- **Task requirements**: Copy out all the records exactly.

=====

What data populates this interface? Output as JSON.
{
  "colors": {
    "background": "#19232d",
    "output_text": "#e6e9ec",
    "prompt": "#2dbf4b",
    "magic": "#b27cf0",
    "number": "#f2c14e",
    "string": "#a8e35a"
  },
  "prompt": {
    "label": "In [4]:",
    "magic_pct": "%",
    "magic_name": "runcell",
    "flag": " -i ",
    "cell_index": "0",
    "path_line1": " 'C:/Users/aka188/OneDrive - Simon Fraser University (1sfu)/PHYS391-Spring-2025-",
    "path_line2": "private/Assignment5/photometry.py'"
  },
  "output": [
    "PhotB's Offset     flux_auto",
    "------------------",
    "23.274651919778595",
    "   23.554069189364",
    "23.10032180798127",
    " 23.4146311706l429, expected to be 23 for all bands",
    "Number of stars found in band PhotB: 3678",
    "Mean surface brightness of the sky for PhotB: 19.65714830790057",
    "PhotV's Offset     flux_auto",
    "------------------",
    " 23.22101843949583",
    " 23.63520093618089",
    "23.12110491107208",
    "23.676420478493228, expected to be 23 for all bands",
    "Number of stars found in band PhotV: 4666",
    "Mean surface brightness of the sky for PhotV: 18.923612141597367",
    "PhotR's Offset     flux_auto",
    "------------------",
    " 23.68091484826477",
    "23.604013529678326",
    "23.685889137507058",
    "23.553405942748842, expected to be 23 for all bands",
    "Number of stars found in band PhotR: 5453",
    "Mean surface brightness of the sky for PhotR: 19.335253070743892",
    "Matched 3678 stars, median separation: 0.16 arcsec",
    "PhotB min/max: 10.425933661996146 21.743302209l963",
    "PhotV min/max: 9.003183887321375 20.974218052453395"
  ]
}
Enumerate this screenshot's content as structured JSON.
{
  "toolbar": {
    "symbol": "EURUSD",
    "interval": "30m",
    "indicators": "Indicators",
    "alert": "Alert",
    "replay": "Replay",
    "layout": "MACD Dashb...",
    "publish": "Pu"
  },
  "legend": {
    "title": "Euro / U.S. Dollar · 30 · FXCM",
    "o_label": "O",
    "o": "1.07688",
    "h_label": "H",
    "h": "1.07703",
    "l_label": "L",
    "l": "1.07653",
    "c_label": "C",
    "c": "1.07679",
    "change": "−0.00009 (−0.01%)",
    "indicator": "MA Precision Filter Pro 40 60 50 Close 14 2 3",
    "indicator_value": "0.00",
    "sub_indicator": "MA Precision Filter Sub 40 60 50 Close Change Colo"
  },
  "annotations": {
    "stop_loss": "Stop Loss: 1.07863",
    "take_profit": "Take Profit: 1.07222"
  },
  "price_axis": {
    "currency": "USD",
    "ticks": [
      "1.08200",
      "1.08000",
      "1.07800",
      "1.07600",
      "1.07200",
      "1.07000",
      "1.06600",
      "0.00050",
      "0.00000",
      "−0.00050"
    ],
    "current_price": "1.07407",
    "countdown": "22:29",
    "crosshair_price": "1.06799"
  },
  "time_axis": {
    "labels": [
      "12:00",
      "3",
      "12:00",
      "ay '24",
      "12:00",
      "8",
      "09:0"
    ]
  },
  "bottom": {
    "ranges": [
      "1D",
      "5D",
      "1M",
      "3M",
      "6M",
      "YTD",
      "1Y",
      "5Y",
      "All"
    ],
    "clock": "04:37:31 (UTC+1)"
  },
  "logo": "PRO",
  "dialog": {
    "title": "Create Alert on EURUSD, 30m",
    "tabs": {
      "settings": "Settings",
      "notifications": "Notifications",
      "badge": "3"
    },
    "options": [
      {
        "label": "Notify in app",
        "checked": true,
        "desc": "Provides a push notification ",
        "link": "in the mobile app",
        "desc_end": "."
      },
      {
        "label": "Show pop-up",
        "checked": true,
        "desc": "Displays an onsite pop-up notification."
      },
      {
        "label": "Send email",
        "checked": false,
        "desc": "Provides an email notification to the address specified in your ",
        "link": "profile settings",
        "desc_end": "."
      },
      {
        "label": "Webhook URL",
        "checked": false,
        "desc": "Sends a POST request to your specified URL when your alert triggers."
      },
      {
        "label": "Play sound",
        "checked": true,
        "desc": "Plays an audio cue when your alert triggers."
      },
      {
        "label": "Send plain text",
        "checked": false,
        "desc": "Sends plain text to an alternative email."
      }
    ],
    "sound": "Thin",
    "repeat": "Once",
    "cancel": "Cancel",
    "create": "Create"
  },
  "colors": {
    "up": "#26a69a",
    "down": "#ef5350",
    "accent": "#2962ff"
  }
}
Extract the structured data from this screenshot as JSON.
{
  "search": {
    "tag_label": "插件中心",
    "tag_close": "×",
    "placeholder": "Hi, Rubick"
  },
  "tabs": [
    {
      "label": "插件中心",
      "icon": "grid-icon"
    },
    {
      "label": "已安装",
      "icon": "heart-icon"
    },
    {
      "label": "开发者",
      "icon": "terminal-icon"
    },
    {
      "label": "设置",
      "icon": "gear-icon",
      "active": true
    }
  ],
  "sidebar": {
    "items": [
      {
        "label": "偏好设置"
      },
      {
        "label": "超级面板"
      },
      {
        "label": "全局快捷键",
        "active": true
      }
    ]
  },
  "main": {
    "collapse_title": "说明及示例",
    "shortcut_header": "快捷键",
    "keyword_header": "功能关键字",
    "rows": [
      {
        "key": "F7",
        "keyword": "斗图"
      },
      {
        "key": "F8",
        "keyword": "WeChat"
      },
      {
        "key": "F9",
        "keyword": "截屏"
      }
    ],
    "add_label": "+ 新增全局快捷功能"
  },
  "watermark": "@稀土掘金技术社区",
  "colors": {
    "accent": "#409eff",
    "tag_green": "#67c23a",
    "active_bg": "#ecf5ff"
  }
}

=====

- **Solution**:
What data populates this interface? Output as JSON.
{
  "colors": {
    "background": "#19232d",
    "output_text": "#e6e9ec",
    "prompt": "#2dbf4b",
    "magic": "#b27cf0",
    "number": "#f2c14e",
    "string": "#a8e35a"
  },
  "prompt": {
    "label": "In [4]:",
    "magic_pct": "%",
    "magic_name": "runcell",
    "flag": " -i ",
    "cell_index": "0",
    "path_line1": " 'C:/Users/aka188/OneDrive - Simon Fraser University (1sfu)/PHYS391-Spring-2025-",
    "path_line2": "private/Assignment5/photometry.py'"
  },
  "output": [
    "PhotB's Offset     flux_auto",
    "------------------",
    "23.274651919778595",
    "   23.554069189364",
    "23.10032180798127",
    " 23.4146311706l429, expected to be 23 for all bands",
    "Number of stars found in band PhotB: 3678",
    "Mean surface brightness of the sky for PhotB: 19.65714830790057",
    "PhotV's Offset     flux_auto",
    "------------------",
    " 23.22101843949583",
    " 23.63520093618089",
    "23.12110491107208",
    "23.676420478493228, expected to be 23 for all bands",
    "Number of stars found in band PhotV: 4666",
    "Mean surface brightness of the sky for PhotV: 18.923612141597367",
    "PhotR's Offset     flux_auto",
    "------------------",
    " 23.68091484826477",
    "23.604013529678326",
    "23.685889137507058",
    "23.553405942748842, expected to be 23 for all bands",
    "Number of stars found in band PhotR: 5453",
    "Mean surface brightness of the sky for PhotR: 19.335253070743892",
    "Matched 3678 stars, median separation: 0.16 arcsec",
    "PhotB min/max: 10.425933661996146 21.743302209l963",
    "PhotV min/max: 9.003183887321375 20.974218052453395"
  ]
}
Enumerate this screenshot's content as structured JSON.
{
  "toolbar": {
    "symbol": "EURUSD",
    "interval": "30m",
    "indicators": "Indicators",
    "alert": "Alert",
    "replay": "Replay",
    "layout": "MACD Dashb...",
    "publish": "Pu"
  },
  "legend": {
    "title": "Euro / U.S. Dollar · 30 · FXCM",
    "o_label": "O",
    "o": "1.07688",
    "h_label": "H",
    "h": "1.07703",
    "l_label": "L",
    "l": "1.07653",
    "c_label": "C",
    "c": "1.07679",
    "change": "−0.00009 (−0.01%)",
    "indicator": "MA Precision Filter Pro 40 60 50 Close 14 2 3",
    "indicator_value": "0.00",
    "sub_indicator": "MA Precision Filter Sub 40 60 50 Close Change Colo"
  },
  "annotations": {
    "stop_loss": "Stop Loss: 1.07863",
    "take_profit": "Take Profit: 1.07222"
  },
  "price_axis": {
    "currency": "USD",
    "ticks": [
      "1.08200",
      "1.08000",
      "1.07800",
      "1.07600",
      "1.07200",
      "1.07000",
      "1.06600",
      "0.00050",
      "0.00000",
      "−0.00050"
    ],
    "current_price": "1.07407",
    "countdown": "22:29",
    "crosshair_price": "1.06799"
  },
  "time_axis": {
    "labels": [
      "12:00",
      "3",
      "12:00",
      "ay '24",
      "12:00",
      "8",
      "09:0"
    ]
  },
  "bottom": {
    "ranges": [
      "1D",
      "5D",
      "1M",
      "3M",
      "6M",
      "YTD",
      "1Y",
      "5Y",
      "All"
    ],
    "clock": "04:37:31 (UTC+1)"
  },
  "logo": "PRO",
  "dialog": {
    "title": "Create Alert on EURUSD, 30m",
    "tabs": {
      "settings": "Settings",
      "notifications": "Notifications",
      "badge": "3"
    },
    "options": [
      {
        "label": "Notify in app",
        "checked": true,
        "desc": "Provides a push notification ",
        "link": "in the mobile app",
        "desc_end": "."
      },
      {
        "label": "Show pop-up",
        "checked": true,
        "desc": "Displays an onsite pop-up notification."
      },
      {
        "label": "Send email",
        "checked": false,
        "desc": "Provides an email notification to the address specified in your ",
        "link": "profile settings",
        "desc_end": "."
      },
      {
        "label": "Webhook URL",
        "checked": false,
        "desc": "Sends a POST request to your specified URL when your alert triggers."
      },
      {
        "label": "Play sound",
        "checked": true,
        "desc": "Plays an audio cue when your alert triggers."
      },
      {
        "label": "Send plain text",
        "checked": false,
        "desc": "Sends plain text to an alternative email."
      }
    ],
    "sound": "Thin",
    "repeat": "Once",
    "cancel": "Cancel",
    "create": "Create"
  },
  "colors": {
    "up": "#26a69a",
    "down": "#ef5350",
    "accent": "#2962ff"
  }
}
Extract the structured data from this screenshot as JSON.
{
  "search": {
    "tag_label": "插件中心",
    "tag_close": "×",
    "placeholder": "Hi, Rubick"
  },
  "tabs": [
    {
      "label": "插件中心",
      "icon": "grid-icon"
    },
    {
      "label": "已安装",
      "icon": "heart-icon"
    },
    {
      "label": "开发者",
      "icon": "terminal-icon"
    },
    {
      "label": "设置",
      "icon": "gear-icon",
      "active": true
    }
  ],
  "sidebar": {
    "items": [
      {
        "label": "偏好设置"
      },
      {
        "label": "超级面板"
      },
      {
        "label": "全局快捷键",
        "active": true
      }
    ]
  },
  "main": {
    "collapse_title": "说明及示例",
    "shortcut_header": "快捷键",
    "keyword_header": "功能关键字",
    "rows": [
      {
        "key": "F7",
        "keyword": "斗图"
      },
      {
        "key": "F8",
        "keyword": "WeChat"
      },
      {
        "key": "F9",
        "keyword": "截屏"
      }
    ],
    "add_label": "+ 新增全局快捷功能"
  },
  "watermark": "@稀土掘金技术社区",
  "colors": {
    "accent": "#409eff",
    "tag_green": "#67c23a",
    "active_bg": "#ecf5ff"
  }
}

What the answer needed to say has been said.